Directions for this task: Pull out all lines from the listing below in which the word "content" appears.

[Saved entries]
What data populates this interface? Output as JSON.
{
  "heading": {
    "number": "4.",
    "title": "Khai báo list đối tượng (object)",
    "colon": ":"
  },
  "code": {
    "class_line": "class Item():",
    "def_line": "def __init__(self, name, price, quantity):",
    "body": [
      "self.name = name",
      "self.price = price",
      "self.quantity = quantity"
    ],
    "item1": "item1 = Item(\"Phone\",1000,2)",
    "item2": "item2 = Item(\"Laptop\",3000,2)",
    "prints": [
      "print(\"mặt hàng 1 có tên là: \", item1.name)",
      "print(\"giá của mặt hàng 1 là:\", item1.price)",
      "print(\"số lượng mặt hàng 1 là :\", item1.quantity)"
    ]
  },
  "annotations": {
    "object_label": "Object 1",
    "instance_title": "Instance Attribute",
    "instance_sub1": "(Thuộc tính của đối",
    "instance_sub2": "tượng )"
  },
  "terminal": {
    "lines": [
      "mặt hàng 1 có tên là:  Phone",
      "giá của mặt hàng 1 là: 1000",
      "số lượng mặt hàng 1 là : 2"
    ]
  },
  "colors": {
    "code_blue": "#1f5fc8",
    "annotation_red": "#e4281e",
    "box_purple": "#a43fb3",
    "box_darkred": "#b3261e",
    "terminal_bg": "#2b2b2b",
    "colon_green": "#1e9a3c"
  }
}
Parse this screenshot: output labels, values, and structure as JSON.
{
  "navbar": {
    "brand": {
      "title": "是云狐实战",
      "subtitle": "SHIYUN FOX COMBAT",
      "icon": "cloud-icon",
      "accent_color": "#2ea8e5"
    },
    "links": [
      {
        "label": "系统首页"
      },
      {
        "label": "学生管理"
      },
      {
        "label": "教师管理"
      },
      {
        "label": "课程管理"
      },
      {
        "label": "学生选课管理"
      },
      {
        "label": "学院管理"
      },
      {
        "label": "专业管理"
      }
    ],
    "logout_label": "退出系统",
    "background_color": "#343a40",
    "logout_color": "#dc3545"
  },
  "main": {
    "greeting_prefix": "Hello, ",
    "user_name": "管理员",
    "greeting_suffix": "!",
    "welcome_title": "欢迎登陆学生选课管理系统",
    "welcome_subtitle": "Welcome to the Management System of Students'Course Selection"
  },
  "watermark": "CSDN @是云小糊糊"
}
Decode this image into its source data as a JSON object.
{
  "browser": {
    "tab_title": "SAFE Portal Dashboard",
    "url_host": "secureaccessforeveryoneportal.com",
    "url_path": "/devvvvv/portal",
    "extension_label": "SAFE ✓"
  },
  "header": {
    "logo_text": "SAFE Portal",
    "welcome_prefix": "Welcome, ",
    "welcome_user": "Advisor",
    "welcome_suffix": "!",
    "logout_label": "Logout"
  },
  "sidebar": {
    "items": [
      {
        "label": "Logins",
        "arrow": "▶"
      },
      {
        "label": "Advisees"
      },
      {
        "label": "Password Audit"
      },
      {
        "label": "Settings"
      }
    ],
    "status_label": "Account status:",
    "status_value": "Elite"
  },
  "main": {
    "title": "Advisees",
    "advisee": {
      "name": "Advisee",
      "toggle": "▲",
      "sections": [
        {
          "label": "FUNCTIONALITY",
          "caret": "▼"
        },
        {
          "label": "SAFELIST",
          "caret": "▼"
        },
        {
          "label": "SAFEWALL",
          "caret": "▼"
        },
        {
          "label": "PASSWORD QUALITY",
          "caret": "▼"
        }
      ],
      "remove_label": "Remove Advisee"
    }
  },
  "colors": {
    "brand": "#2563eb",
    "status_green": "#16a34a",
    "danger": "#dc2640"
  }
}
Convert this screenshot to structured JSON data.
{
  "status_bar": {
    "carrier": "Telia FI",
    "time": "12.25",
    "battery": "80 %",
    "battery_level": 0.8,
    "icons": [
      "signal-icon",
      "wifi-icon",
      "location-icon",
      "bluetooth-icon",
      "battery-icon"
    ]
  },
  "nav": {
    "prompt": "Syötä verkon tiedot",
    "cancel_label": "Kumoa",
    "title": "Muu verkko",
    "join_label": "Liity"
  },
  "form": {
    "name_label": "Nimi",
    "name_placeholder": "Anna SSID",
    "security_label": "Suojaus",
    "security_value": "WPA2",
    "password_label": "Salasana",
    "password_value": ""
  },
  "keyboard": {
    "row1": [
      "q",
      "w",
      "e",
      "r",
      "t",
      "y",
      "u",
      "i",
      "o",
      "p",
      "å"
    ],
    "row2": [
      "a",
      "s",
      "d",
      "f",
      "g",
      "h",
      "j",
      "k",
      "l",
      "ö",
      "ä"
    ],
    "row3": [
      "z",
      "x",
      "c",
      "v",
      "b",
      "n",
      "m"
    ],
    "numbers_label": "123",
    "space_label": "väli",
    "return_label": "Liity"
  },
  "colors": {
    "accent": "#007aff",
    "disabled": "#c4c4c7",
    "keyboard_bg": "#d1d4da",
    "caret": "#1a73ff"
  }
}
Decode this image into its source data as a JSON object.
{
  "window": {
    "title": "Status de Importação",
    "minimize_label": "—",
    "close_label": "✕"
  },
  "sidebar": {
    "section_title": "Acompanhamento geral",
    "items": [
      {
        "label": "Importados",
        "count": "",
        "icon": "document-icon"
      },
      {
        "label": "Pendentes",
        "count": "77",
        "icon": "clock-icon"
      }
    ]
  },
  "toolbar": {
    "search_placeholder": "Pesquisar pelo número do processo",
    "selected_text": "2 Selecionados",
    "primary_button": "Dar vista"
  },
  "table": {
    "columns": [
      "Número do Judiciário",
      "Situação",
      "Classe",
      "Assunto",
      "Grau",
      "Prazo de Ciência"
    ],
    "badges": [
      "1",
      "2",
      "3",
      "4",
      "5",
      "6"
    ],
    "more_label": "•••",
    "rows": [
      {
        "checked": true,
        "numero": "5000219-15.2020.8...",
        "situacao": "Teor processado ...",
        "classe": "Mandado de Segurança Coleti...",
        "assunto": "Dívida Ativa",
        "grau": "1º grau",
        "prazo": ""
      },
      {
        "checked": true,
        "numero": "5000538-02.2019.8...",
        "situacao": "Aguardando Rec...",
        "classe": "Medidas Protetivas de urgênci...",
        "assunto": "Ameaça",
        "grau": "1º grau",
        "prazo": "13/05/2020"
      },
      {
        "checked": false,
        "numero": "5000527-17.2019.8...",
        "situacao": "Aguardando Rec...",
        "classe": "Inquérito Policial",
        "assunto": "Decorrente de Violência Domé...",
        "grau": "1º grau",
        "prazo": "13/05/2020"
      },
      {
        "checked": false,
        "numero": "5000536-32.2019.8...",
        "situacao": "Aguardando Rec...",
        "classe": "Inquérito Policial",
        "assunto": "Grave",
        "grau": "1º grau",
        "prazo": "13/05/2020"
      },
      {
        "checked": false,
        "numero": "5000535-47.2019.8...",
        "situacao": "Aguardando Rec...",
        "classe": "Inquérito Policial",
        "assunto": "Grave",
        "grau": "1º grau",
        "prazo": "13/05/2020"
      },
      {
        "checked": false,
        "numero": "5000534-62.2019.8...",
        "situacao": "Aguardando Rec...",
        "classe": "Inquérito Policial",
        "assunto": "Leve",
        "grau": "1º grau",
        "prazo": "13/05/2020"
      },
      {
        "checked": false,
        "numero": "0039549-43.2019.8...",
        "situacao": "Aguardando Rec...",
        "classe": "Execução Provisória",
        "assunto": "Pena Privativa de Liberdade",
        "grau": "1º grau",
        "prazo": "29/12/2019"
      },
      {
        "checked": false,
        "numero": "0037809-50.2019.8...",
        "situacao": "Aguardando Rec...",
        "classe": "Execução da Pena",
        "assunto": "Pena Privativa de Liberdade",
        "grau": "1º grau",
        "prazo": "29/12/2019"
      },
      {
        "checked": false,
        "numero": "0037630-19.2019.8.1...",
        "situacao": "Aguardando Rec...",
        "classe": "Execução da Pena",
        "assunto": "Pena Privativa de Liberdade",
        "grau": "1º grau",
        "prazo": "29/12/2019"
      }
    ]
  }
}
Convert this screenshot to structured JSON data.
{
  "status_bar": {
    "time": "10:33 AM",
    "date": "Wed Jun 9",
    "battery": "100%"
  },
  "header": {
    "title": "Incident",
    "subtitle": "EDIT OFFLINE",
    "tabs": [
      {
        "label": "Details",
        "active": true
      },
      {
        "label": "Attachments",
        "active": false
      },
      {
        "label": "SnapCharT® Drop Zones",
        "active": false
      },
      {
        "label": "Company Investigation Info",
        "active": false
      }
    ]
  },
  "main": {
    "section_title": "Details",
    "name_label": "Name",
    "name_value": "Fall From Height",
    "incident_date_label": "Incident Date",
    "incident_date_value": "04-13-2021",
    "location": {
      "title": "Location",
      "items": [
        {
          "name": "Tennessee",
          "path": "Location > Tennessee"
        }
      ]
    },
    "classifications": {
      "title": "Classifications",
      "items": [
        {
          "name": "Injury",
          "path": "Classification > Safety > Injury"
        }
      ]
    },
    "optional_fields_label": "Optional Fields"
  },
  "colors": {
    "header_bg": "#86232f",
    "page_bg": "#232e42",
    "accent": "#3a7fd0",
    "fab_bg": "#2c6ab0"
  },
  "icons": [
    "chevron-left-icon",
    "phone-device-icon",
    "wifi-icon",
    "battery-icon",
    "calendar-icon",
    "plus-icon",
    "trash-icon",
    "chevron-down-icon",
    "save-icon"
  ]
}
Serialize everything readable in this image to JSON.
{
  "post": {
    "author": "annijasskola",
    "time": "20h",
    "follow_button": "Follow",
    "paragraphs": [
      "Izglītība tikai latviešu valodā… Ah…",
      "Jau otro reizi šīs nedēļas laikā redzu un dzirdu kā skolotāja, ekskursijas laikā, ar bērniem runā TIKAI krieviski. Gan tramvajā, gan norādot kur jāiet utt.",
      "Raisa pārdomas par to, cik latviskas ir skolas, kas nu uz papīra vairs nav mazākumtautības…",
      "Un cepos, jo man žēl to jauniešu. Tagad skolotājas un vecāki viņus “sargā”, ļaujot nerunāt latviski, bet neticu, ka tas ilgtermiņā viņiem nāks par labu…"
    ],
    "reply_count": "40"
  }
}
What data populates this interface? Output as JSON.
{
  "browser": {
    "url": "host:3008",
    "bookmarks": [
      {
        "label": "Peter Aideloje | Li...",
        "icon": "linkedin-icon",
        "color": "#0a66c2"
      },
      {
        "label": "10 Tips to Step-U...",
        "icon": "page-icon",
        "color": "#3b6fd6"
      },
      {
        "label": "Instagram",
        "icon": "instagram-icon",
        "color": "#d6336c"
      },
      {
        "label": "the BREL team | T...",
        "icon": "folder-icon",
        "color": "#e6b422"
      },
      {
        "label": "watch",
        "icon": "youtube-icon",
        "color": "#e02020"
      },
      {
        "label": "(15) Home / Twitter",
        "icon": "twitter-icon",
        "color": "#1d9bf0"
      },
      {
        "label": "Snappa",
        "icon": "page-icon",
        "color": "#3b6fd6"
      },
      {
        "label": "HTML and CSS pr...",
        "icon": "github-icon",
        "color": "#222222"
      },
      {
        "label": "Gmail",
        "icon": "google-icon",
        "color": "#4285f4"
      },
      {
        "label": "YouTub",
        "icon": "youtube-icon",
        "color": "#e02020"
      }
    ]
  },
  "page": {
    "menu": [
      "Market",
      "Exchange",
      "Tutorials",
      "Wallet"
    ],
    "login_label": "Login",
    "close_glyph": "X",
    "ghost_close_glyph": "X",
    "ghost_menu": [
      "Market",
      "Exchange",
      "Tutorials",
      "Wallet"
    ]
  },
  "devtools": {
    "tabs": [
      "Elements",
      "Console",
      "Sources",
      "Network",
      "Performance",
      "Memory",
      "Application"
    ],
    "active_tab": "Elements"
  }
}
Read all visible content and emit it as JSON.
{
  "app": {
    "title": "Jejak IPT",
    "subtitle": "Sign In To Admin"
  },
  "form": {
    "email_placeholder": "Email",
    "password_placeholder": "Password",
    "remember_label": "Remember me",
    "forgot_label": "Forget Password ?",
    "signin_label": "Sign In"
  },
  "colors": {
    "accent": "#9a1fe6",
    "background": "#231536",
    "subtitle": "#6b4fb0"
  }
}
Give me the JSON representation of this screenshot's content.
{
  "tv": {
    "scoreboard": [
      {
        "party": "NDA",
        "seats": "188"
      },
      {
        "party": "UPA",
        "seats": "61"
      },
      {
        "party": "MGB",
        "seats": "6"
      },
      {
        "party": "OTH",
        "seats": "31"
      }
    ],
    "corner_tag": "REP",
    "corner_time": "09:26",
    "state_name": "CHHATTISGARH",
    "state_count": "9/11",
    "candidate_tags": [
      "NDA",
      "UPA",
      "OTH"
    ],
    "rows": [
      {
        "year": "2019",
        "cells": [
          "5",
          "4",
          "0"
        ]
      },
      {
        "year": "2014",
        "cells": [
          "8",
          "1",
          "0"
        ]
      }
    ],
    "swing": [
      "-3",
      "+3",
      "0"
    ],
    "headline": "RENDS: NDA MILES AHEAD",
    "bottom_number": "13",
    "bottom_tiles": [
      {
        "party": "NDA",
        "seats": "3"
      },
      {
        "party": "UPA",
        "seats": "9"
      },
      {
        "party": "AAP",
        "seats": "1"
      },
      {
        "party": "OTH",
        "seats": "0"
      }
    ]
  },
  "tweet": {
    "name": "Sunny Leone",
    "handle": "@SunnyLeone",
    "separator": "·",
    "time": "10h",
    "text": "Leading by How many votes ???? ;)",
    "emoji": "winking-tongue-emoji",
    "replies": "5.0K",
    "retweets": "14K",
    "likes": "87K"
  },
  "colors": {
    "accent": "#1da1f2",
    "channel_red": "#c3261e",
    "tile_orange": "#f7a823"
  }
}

Written reply:
Read all visible content and emit it as JSON.
Give me the JSON representation of this screenshot's content.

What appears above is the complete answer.